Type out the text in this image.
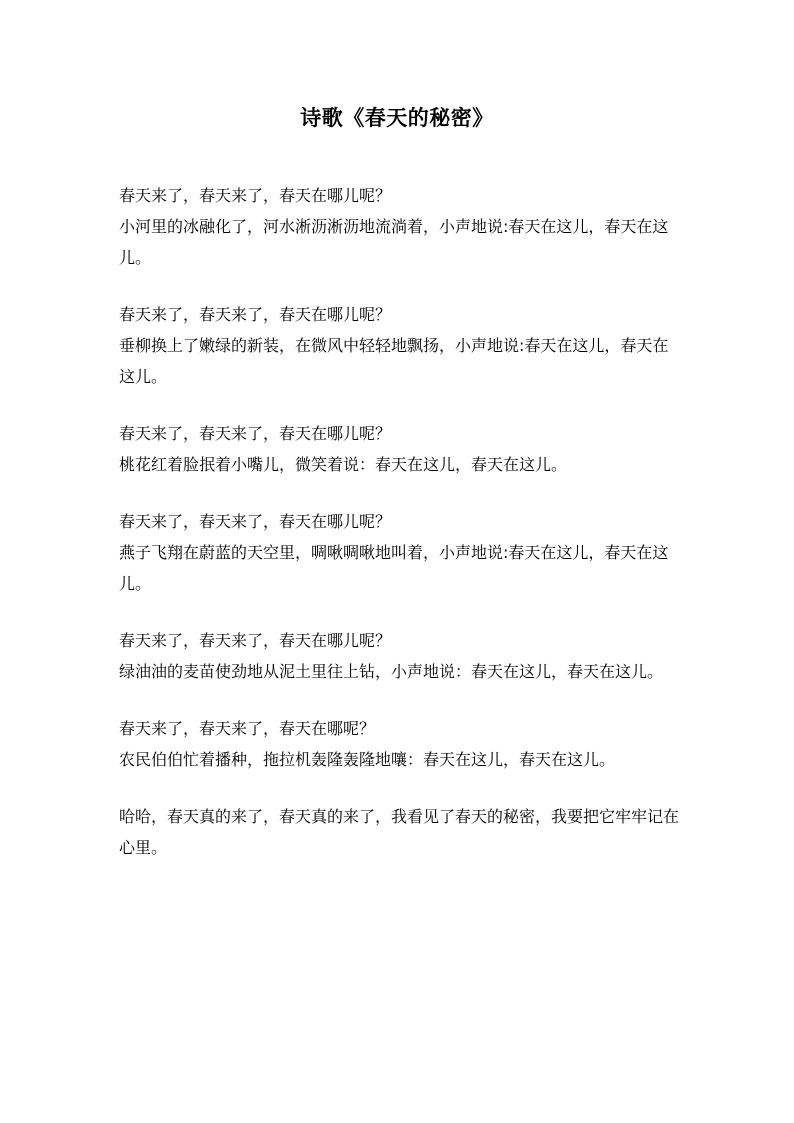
诗歌《春天的秘密》

春天来了，春天来了，春天在哪儿呢？

小河里的冰融化了，河水淅沥淅沥地流淌着，小声地说:春天在这儿，春天在这儿。

春天来了，春天来了，春天在哪儿呢？

垂柳换上了嫩绿的新装，在微风中轻轻地飘扬，小声地说:春天在这儿，春天在这儿。

春天来了，春天来了，春天在哪儿呢？

桃花红着脸抿着小嘴儿，微笑着说：春天在这儿，春天在这儿。

春天来了，春天来了，春天在哪儿呢？

燕子飞翔在蔚蓝的天空里，啁啾啁啾地叫着，小声地说:春天在这儿，春天在这儿。

春天来了，春天来了，春天在哪儿呢？

绿油油的麦苗使劲地从泥土里往上钻，小声地说：春天在这儿，春天在这儿。

春天来了，春天来了，春天在哪呢？

农民伯伯忙着播种，拖拉机轰隆轰隆地嚷：春天在这儿，春天在这儿。

哈哈，春天真的来了，春天真的来了，我看见了春天的秘密，我要把它牢牢记在心里。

_ _ _ _ _ _ _

#### Directive:
Reproduce each entry precisely. Leave the pictures out.

#### The completed task:
Type out the text in this image.
诗歌《春天的秘密》

春天来了，春天来了，春天在哪儿呢？

小河里的冰融化了，河水淅沥淅沥地流淌着，小声地说:春天在这儿，春天在这儿。

春天来了，春天来了，春天在哪儿呢？

垂柳换上了嫩绿的新装，在微风中轻轻地飘扬，小声地说:春天在这儿，春天在这儿。

春天来了，春天来了，春天在哪儿呢？

桃花红着脸抿着小嘴儿，微笑着说：春天在这儿，春天在这儿。

春天来了，春天来了，春天在哪儿呢？

燕子飞翔在蔚蓝的天空里，啁啾啁啾地叫着，小声地说:春天在这儿，春天在这儿。

春天来了，春天来了，春天在哪儿呢？

绿油油的麦苗使劲地从泥土里往上钻，小声地说：春天在这儿，春天在这儿。

春天来了，春天来了，春天在哪呢？

农民伯伯忙着播种，拖拉机轰隆轰隆地嚷：春天在这儿，春天在这儿。

哈哈，春天真的来了，春天真的来了，我看见了春天的秘密，我要把它牢牢记在心里。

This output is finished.